» WHAT IS BEING ASKED
Find every line of the listing below where "author" appears, and copy it.

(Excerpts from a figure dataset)
..........
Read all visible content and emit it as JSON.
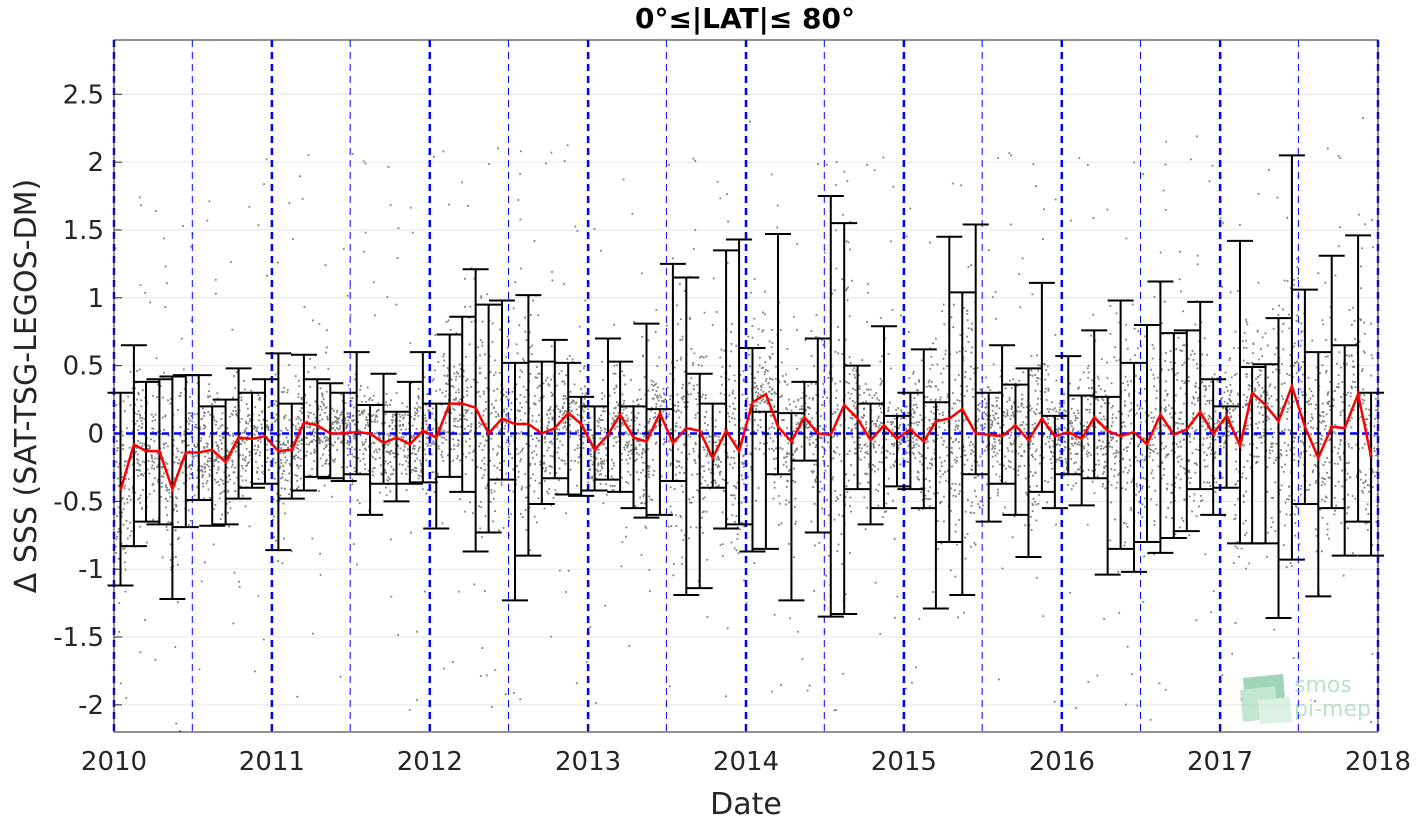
{
  "chart_data": {
    "type": "scatter",
    "title": "0°≤|LAT|≤ 80°",
    "xlabel": "Date",
    "ylabel": "Δ SSS (SAT-TSG-LEGOS-DM)",
    "xlim": [
      "2010-01-01",
      "2018-01-01"
    ],
    "ylim": [
      -2.2,
      2.9
    ],
    "x_tick_labels": [
      "2010",
      "2011",
      "2012",
      "2013",
      "2014",
      "2015",
      "2016",
      "2017",
      "2018"
    ],
    "y_ticks": [
      -2,
      -1.5,
      -1,
      -0.5,
      0,
      0.5,
      1,
      1.5,
      2,
      2.5
    ],
    "y_tick_labels": [
      "-2",
      "-1.5",
      "-1",
      "-0.5",
      "0",
      "0.5",
      "1",
      "1.5",
      "2",
      "2.5"
    ],
    "grid": true,
    "reference_lines": {
      "zero_line": 0,
      "year_boundaries": [
        "2010-01-01",
        "2011-01-01",
        "2012-01-01",
        "2013-01-01",
        "2014-01-01",
        "2015-01-01",
        "2016-01-01",
        "2017-01-01",
        "2018-01-01"
      ],
      "mid_year_lines": [
        "2010-07-01",
        "2011-07-01",
        "2012-07-01",
        "2013-07-01",
        "2014-07-01",
        "2015-07-01",
        "2016-07-01",
        "2017-07-01"
      ]
    },
    "series": [
      {
        "kind": "monthly_median_line_with_error_bars",
        "x": [
          "2010-01",
          "2010-02",
          "2010-03",
          "2010-04",
          "2010-05",
          "2010-06",
          "2010-07",
          "2010-08",
          "2010-09",
          "2010-10",
          "2010-11",
          "2010-12",
          "2011-01",
          "2011-02",
          "2011-03",
          "2011-04",
          "2011-05",
          "2011-06",
          "2011-07",
          "2011-08",
          "2011-09",
          "2011-10",
          "2011-11",
          "2011-12",
          "2012-01",
          "2012-02",
          "2012-03",
          "2012-04",
          "2012-05",
          "2012-06",
          "2012-07",
          "2012-08",
          "2012-09",
          "2012-10",
          "2012-11",
          "2012-12",
          "2013-01",
          "2013-02",
          "2013-03",
          "2013-04",
          "2013-05",
          "2013-06",
          "2013-07",
          "2013-08",
          "2013-09",
          "2013-10",
          "2013-11",
          "2013-12",
          "2014-01",
          "2014-02",
          "2014-03",
          "2014-04",
          "2014-05",
          "2014-06",
          "2014-07",
          "2014-08",
          "2014-09",
          "2014-10",
          "2014-11",
          "2014-12",
          "2015-01",
          "2015-02",
          "2015-03",
          "2015-04",
          "2015-05",
          "2015-06",
          "2015-07",
          "2015-08",
          "2015-09",
          "2015-10",
          "2015-11",
          "2015-12",
          "2016-01",
          "2016-02",
          "2016-03",
          "2016-04",
          "2016-05",
          "2016-06",
          "2016-07",
          "2016-08",
          "2016-09",
          "2016-10",
          "2016-11",
          "2016-12",
          "2017-01",
          "2017-02",
          "2017-03",
          "2017-04",
          "2017-05",
          "2017-06",
          "2017-07",
          "2017-08",
          "2017-09",
          "2017-10",
          "2017-11",
          "2017-12"
        ],
        "y": [
          -0.42,
          -0.08,
          -0.13,
          -0.13,
          -0.41,
          -0.14,
          -0.14,
          -0.12,
          -0.21,
          -0.03,
          -0.04,
          -0.02,
          -0.13,
          -0.12,
          0.08,
          0.06,
          0.0,
          0.0,
          0.01,
          0.0,
          -0.07,
          -0.03,
          -0.08,
          0.02,
          -0.03,
          0.22,
          0.22,
          0.19,
          0.0,
          0.11,
          0.07,
          0.07,
          0.0,
          0.04,
          0.15,
          0.07,
          -0.12,
          -0.01,
          0.14,
          -0.03,
          -0.06,
          0.15,
          -0.07,
          0.04,
          0.02,
          -0.18,
          0.02,
          -0.13,
          0.23,
          0.29,
          0.05,
          -0.06,
          0.12,
          0.0,
          -0.01,
          0.21,
          0.11,
          -0.05,
          0.06,
          -0.04,
          0.03,
          -0.06,
          0.09,
          0.11,
          0.18,
          0.0,
          -0.01,
          -0.02,
          0.06,
          -0.05,
          0.11,
          -0.02,
          0.01,
          -0.04,
          0.12,
          0.02,
          -0.02,
          0.01,
          -0.08,
          0.14,
          -0.01,
          0.03,
          0.16,
          0.0,
          0.13,
          -0.09,
          0.3,
          0.21,
          0.09,
          0.35,
          0.05,
          -0.18,
          0.05,
          0.04,
          0.29,
          -0.17
        ],
        "upper": [
          0.3,
          0.65,
          0.38,
          0.4,
          0.42,
          0.43,
          0.43,
          0.2,
          0.25,
          0.48,
          0.3,
          0.4,
          0.59,
          0.22,
          0.58,
          0.4,
          0.37,
          0.3,
          0.6,
          0.21,
          0.44,
          0.16,
          0.38,
          0.6,
          0.22,
          0.73,
          0.86,
          1.21,
          0.95,
          0.98,
          0.52,
          1.02,
          0.53,
          0.69,
          0.52,
          0.27,
          0.2,
          0.7,
          0.53,
          0.2,
          0.81,
          0.18,
          1.25,
          1.15,
          0.44,
          0.22,
          1.35,
          1.43,
          0.63,
          0.16,
          1.47,
          0.15,
          0.38,
          0.7,
          1.75,
          1.55,
          0.5,
          0.22,
          0.79,
          0.13,
          0.3,
          0.62,
          0.23,
          1.45,
          1.04,
          1.54,
          0.3,
          0.65,
          0.36,
          0.48,
          1.11,
          0.13,
          0.57,
          0.28,
          0.76,
          0.27,
          0.98,
          0.52,
          0.8,
          1.12,
          0.74,
          0.76,
          0.97,
          0.4,
          0.2,
          1.42,
          0.49,
          0.51,
          0.85,
          2.05,
          1.06,
          0.6,
          1.31,
          0.65,
          1.46,
          0.3
        ],
        "lower": [
          -1.12,
          -0.83,
          -0.65,
          -0.67,
          -1.22,
          -0.69,
          -0.49,
          -0.68,
          -0.67,
          -0.48,
          -0.4,
          -0.37,
          -0.86,
          -0.48,
          -0.42,
          -0.32,
          -0.33,
          -0.35,
          -0.3,
          -0.6,
          -0.37,
          -0.5,
          -0.37,
          -0.36,
          -0.7,
          -0.32,
          -0.43,
          -0.87,
          -0.73,
          -0.34,
          -1.23,
          -0.9,
          -0.52,
          -0.33,
          -0.45,
          -0.46,
          -0.42,
          -0.34,
          -0.43,
          -0.55,
          -0.62,
          -0.6,
          -0.35,
          -1.19,
          -1.14,
          -0.4,
          -0.7,
          -0.67,
          -0.87,
          -0.85,
          -0.3,
          -1.23,
          -0.2,
          -0.73,
          -1.35,
          -1.33,
          -0.41,
          -0.67,
          -0.55,
          -0.39,
          -0.41,
          -0.55,
          -1.29,
          -0.8,
          -1.19,
          -0.3,
          -0.65,
          -0.37,
          -0.6,
          -0.91,
          -0.43,
          -0.55,
          -0.3,
          -0.53,
          -0.33,
          -1.04,
          -0.85,
          -1.02,
          -0.8,
          -0.88,
          -0.77,
          -0.72,
          -0.41,
          -0.6,
          -0.4,
          -0.81,
          -0.81,
          -0.81,
          -1.36,
          -0.93,
          -0.52,
          -1.2,
          -0.55,
          -0.9,
          -0.65,
          -0.9
        ]
      },
      {
        "kind": "individual_match_points",
        "note": "dense gray scatter cloud of individual differences, mostly within about -1 to 1"
      }
    ],
    "colors": {
      "scatter": "#808080",
      "median_line": "#ff0000",
      "error_bars": "#000000",
      "reference_lines": "#0000ff",
      "grid": "#e6e6e6"
    },
    "watermark_text": [
      "smos",
      "pi-mep"
    ]
  }
}
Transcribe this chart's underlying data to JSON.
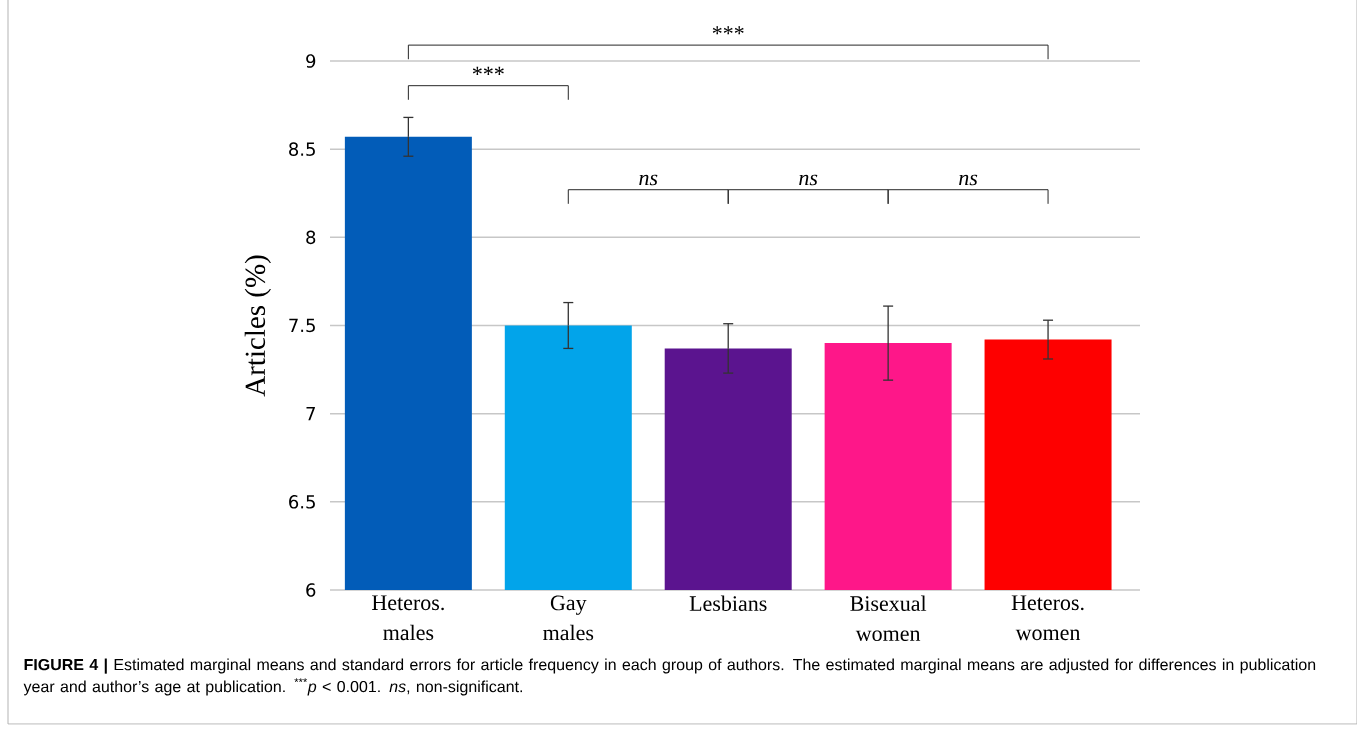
{
  "chart_data": {
    "type": "bar",
    "ylabel": "Articles (%)",
    "categories": [
      "Heteros. males",
      "Gay males",
      "Lesbians",
      "Bisexual women",
      "Heteros. women"
    ],
    "values": [
      8.57,
      7.5,
      7.37,
      7.4,
      7.42
    ],
    "errors": [
      0.11,
      0.13,
      0.14,
      0.21,
      0.11
    ],
    "colors": [
      "#025cb8",
      "#02a4ea",
      "#5b148f",
      "#fe1789",
      "#fe0000"
    ],
    "ylim": [
      6,
      9
    ],
    "yticks": [
      6,
      6.5,
      7,
      7.5,
      8,
      8.5,
      9
    ],
    "grid": "y",
    "annotations": [
      "***",
      "***",
      "*ns*",
      "*ns*",
      "*ns*",
      "**FIGURE 4 |** Estimated marginal means and standard errors for article frequency in each group of authors. The estimated marginal means are adjusted for differences in publication year and author’s age at publication. $^{***}$*p* < 0.001. *ns*, non-significant."
    ]
  }
}
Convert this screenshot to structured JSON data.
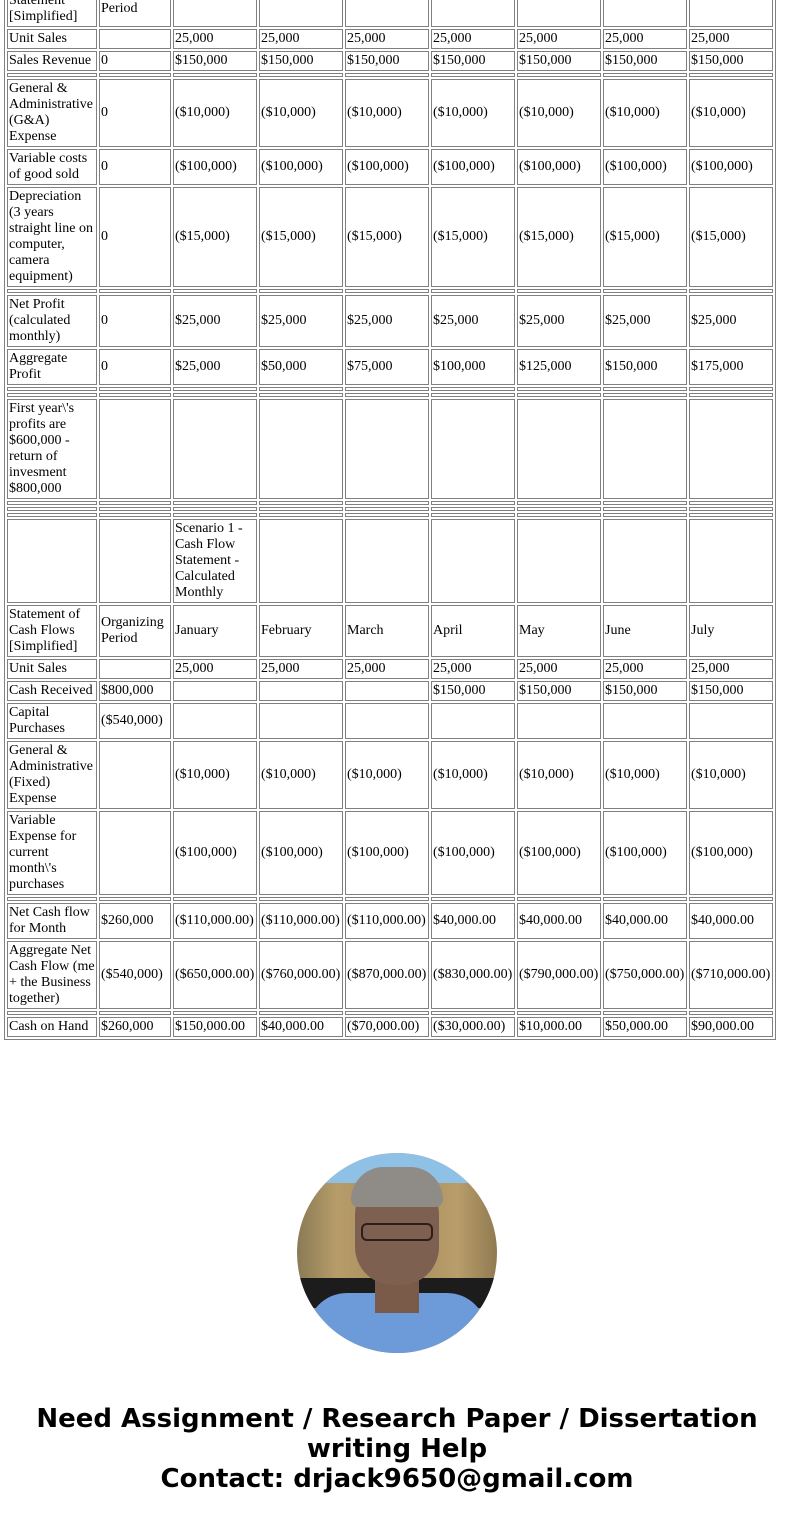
{
  "income_statement": {
    "rows": [
      [
        "Income Statement [Simplified]",
        "Organizing Period",
        "",
        "",
        "",
        "",
        "",
        "",
        ""
      ],
      [
        "Unit Sales",
        "",
        "25,000",
        "25,000",
        "25,000",
        "25,000",
        "25,000",
        "25,000",
        "25,000"
      ],
      [
        "Sales Revenue",
        "0",
        "$150,000",
        "$150,000",
        "$150,000",
        "$150,000",
        "$150,000",
        "$150,000",
        "$150,000"
      ],
      "sep",
      [
        "General & Administrative (G&A) Expense",
        "0",
        "($10,000)",
        "($10,000)",
        "($10,000)",
        "($10,000)",
        "($10,000)",
        "($10,000)",
        "($10,000)"
      ],
      [
        "Variable costs of good sold",
        "0",
        "($100,000)",
        "($100,000)",
        "($100,000)",
        "($100,000)",
        "($100,000)",
        "($100,000)",
        "($100,000)"
      ],
      [
        "Depreciation (3 years straight line on computer, camera equipment)",
        "0",
        "($15,000)",
        "($15,000)",
        "($15,000)",
        "($15,000)",
        "($15,000)",
        "($15,000)",
        "($15,000)"
      ],
      "sep",
      [
        "Net Profit (calculated monthly)",
        "0",
        "$25,000",
        "$25,000",
        "$25,000",
        "$25,000",
        "$25,000",
        "$25,000",
        "$25,000"
      ],
      [
        "Aggregate Profit",
        "0",
        "$25,000",
        "$50,000",
        "$75,000",
        "$100,000",
        "$125,000",
        "$150,000",
        "$175,000"
      ],
      "sep",
      "sep",
      [
        "First year\\'s profits are $600,000 - return of invesment $800,000",
        "",
        "",
        "",
        "",
        "",
        "",
        "",
        ""
      ],
      "sep",
      "sep",
      "sep"
    ]
  },
  "cash_flow_statement": {
    "rows": [
      [
        "",
        "",
        "Scenario 1 - Cash Flow Statement - Calculated Monthly",
        "",
        "",
        "",
        "",
        "",
        ""
      ],
      [
        "Statement of Cash Flows [Simplified]",
        "Organizing Period",
        "January",
        "February",
        "March",
        "April",
        "May",
        "June",
        "July"
      ],
      [
        "Unit Sales",
        "",
        "25,000",
        "25,000",
        "25,000",
        "25,000",
        "25,000",
        "25,000",
        "25,000"
      ],
      [
        "Cash Received",
        "$800,000",
        "",
        "",
        "",
        "$150,000",
        "$150,000",
        "$150,000",
        "$150,000"
      ],
      [
        "Capital Purchases",
        "($540,000)",
        "",
        "",
        "",
        "",
        "",
        "",
        ""
      ],
      [
        "General & Administrative (Fixed) Expense",
        "",
        "($10,000)",
        "($10,000)",
        "($10,000)",
        "($10,000)",
        "($10,000)",
        "($10,000)",
        "($10,000)"
      ],
      [
        "Variable Expense for current month\\'s purchases",
        "",
        "($100,000)",
        "($100,000)",
        "($100,000)",
        "($100,000)",
        "($100,000)",
        "($100,000)",
        "($100,000)"
      ],
      "sep",
      [
        "Net Cash flow for Month",
        "$260,000",
        "($110,000.00)",
        "($110,000.00)",
        "($110,000.00)",
        "$40,000.00",
        "$40,000.00",
        "$40,000.00",
        "$40,000.00"
      ],
      [
        "Aggregate Net Cash Flow (me + the Business together)",
        "($540,000)",
        "($650,000.00)",
        "($760,000.00)",
        "($870,000.00)",
        "($830,000.00)",
        "($790,000.00)",
        "($750,000.00)",
        "($710,000.00)"
      ],
      "sep",
      [
        "Cash on Hand",
        "$260,000",
        "$150,000.00",
        "$40,000.00",
        "($70,000.00)",
        "($30,000.00)",
        "$10,000.00",
        "$50,000.00",
        "$90,000.00"
      ]
    ]
  },
  "profile_photo": {
    "icon": "author-photo"
  },
  "footer": {
    "line1": "Need Assignment / Research Paper / Dissertation",
    "line2": "writing Help",
    "line3": "Contact: drjack9650@gmail.com"
  }
}
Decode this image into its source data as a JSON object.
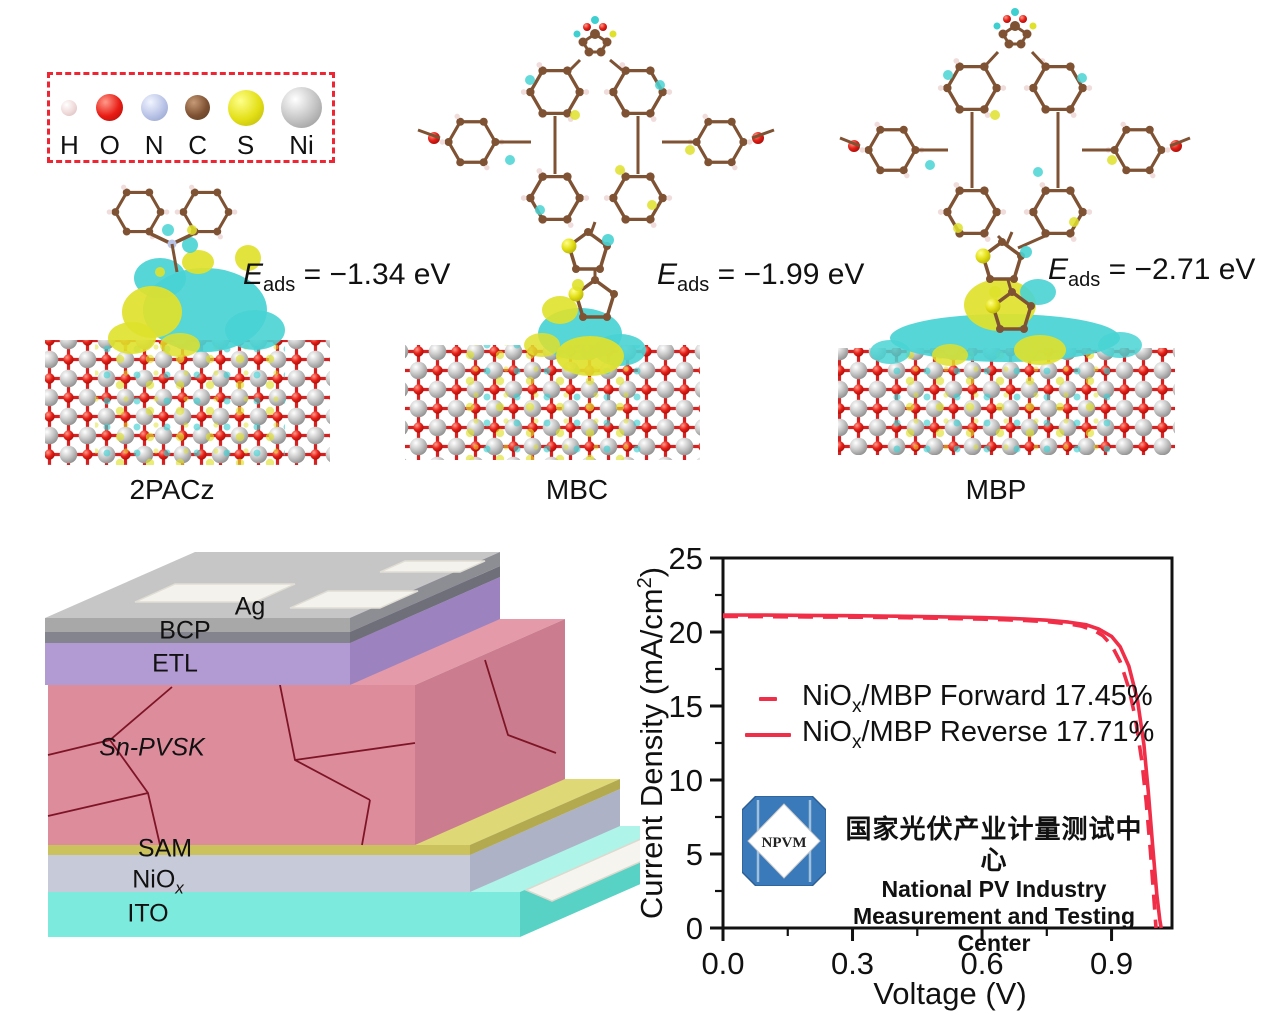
..........
» THE SOLUTION
      "**FIGURE 4 |** Estimated marginal means and standard errors for article frequency in each group of authors. The estimated marginal means are adjusted for differences in publication year and author’s age at publication. $^{***}$*p* < 0.001. *ns*, non-significant."
    "icon": "author-photo"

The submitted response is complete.